● WORK TO DO:
Work through the data below and give the number of lines holding "color", nothing more.

● AVAILABLE RECORDS:
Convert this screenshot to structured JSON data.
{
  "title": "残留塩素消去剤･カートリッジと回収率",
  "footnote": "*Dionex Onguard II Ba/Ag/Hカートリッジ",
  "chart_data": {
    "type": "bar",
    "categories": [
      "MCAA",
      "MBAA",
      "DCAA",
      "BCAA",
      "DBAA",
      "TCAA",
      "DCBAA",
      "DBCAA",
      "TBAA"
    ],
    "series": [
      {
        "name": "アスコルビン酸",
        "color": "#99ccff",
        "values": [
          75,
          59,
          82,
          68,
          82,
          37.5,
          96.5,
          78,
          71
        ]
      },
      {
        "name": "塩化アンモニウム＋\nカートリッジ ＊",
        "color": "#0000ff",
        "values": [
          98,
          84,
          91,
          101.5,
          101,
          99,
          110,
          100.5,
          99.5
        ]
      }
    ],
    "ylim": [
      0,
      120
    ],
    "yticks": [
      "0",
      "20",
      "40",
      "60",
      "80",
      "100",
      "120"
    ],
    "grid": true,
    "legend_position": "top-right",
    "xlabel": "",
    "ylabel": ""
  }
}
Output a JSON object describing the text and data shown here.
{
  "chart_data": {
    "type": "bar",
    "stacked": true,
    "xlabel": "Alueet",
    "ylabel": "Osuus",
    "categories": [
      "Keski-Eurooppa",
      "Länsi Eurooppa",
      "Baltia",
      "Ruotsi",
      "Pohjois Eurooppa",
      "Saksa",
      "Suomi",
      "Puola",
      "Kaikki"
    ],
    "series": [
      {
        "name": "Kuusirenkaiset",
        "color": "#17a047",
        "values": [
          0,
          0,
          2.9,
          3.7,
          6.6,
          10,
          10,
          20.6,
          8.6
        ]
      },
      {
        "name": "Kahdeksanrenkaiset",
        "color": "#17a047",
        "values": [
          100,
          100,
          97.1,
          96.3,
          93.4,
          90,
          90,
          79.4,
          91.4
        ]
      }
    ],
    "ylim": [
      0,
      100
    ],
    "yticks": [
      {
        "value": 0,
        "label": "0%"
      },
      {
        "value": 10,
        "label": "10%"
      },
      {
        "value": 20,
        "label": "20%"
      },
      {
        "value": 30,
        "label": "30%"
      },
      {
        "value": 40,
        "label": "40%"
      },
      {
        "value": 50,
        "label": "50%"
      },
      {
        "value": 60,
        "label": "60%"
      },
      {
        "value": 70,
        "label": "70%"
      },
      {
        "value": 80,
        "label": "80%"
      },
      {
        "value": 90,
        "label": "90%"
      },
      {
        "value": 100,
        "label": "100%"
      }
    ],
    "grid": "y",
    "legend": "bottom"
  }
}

● FULL SOLUTION:
4